- _Rows_
* begin *

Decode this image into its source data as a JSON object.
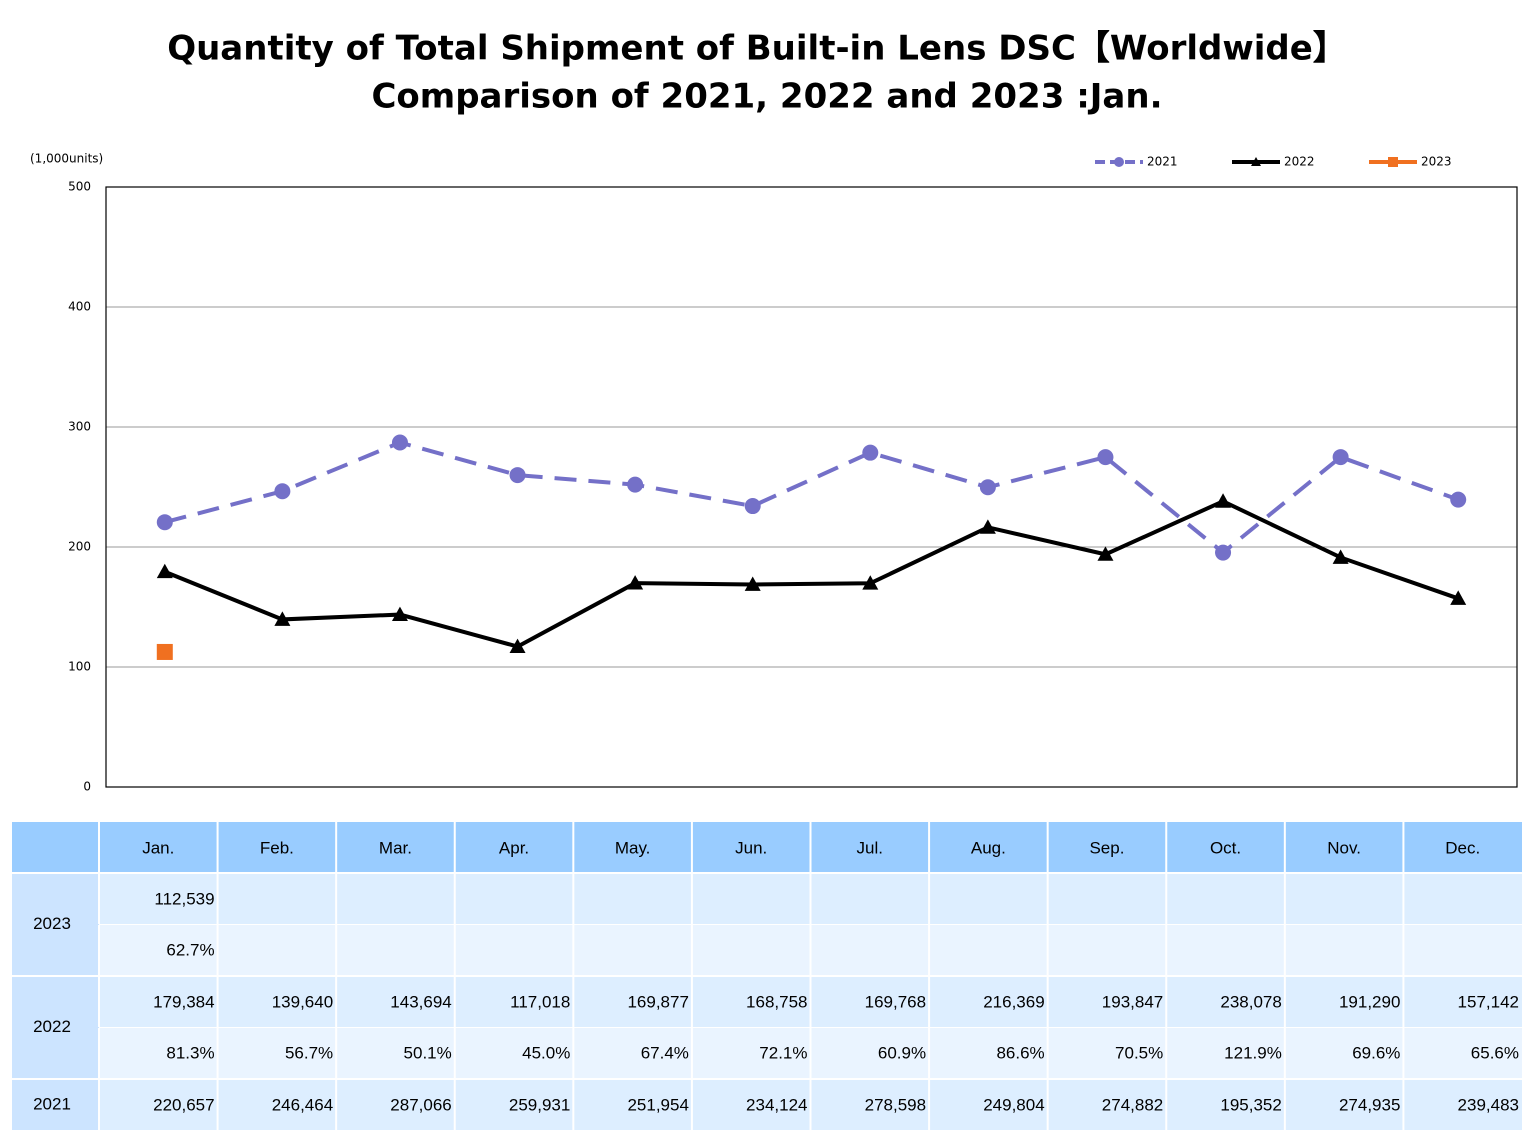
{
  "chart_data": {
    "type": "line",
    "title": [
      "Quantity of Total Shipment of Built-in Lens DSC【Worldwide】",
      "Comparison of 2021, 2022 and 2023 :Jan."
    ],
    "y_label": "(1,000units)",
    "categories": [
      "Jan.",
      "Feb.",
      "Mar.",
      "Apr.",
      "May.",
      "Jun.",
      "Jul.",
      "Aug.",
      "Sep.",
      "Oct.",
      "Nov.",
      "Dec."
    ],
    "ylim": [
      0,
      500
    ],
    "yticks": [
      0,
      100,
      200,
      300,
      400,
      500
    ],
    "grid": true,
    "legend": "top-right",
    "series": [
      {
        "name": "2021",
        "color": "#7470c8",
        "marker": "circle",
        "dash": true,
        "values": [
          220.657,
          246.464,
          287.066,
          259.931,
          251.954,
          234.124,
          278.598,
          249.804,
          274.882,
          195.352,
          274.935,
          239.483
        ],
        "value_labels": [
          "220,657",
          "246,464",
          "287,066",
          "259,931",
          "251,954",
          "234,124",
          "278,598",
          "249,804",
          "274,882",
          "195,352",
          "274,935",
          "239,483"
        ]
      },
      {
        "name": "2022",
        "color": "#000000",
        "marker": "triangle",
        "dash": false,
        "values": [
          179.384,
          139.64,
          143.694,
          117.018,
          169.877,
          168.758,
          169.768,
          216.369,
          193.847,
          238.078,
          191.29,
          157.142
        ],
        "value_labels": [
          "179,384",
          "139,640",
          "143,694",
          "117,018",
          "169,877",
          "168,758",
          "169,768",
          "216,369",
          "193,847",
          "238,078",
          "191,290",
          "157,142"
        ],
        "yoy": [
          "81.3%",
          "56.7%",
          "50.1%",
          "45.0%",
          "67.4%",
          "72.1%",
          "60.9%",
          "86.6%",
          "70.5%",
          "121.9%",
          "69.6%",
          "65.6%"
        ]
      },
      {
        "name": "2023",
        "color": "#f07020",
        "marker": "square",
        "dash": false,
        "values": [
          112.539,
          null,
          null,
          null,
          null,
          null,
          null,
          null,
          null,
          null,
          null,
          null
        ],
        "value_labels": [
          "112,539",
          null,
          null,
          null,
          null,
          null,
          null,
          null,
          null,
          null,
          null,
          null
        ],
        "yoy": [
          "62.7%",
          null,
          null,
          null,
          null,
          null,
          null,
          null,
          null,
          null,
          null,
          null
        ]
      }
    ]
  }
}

* end *

Give all the lines above again, character for character, without pictures.

- _The answer_
Decode this image into its source data as a JSON object.
{
  "chart_data": {
    "type": "line",
    "title": [
      "Quantity of Total Shipment of Built-in Lens DSC【Worldwide】",
      "Comparison of 2021, 2022 and 2023 :Jan."
    ],
    "y_label": "(1,000units)",
    "categories": [
      "Jan.",
      "Feb.",
      "Mar.",
      "Apr.",
      "May.",
      "Jun.",
      "Jul.",
      "Aug.",
      "Sep.",
      "Oct.",
      "Nov.",
      "Dec."
    ],
    "ylim": [
      0,
      500
    ],
    "yticks": [
      0,
      100,
      200,
      300,
      400,
      500
    ],
    "grid": true,
    "legend": "top-right",
    "series": [
      {
        "name": "2021",
        "color": "#7470c8",
        "marker": "circle",
        "dash": true,
        "values": [
          220.657,
          246.464,
          287.066,
          259.931,
          251.954,
          234.124,
          278.598,
          249.804,
          274.882,
          195.352,
          274.935,
          239.483
        ],
        "value_labels": [
          "220,657",
          "246,464",
          "287,066",
          "259,931",
          "251,954",
          "234,124",
          "278,598",
          "249,804",
          "274,882",
          "195,352",
          "274,935",
          "239,483"
        ]
      },
      {
        "name": "2022",
        "color": "#000000",
        "marker": "triangle",
        "dash": false,
        "values": [
          179.384,
          139.64,
          143.694,
          117.018,
          169.877,
          168.758,
          169.768,
          216.369,
          193.847,
          238.078,
          191.29,
          157.142
        ],
        "value_labels": [
          "179,384",
          "139,640",
          "143,694",
          "117,018",
          "169,877",
          "168,758",
          "169,768",
          "216,369",
          "193,847",
          "238,078",
          "191,290",
          "157,142"
        ],
        "yoy": [
          "81.3%",
          "56.7%",
          "50.1%",
          "45.0%",
          "67.4%",
          "72.1%",
          "60.9%",
          "86.6%",
          "70.5%",
          "121.9%",
          "69.6%",
          "65.6%"
        ]
      },
      {
        "name": "2023",
        "color": "#f07020",
        "marker": "square",
        "dash": false,
        "values": [
          112.539,
          null,
          null,
          null,
          null,
          null,
          null,
          null,
          null,
          null,
          null,
          null
        ],
        "value_labels": [
          "112,539",
          null,
          null,
          null,
          null,
          null,
          null,
          null,
          null,
          null,
          null,
          null
        ],
        "yoy": [
          "62.7%",
          null,
          null,
          null,
          null,
          null,
          null,
          null,
          null,
          null,
          null,
          null
        ]
      }
    ]
  }
}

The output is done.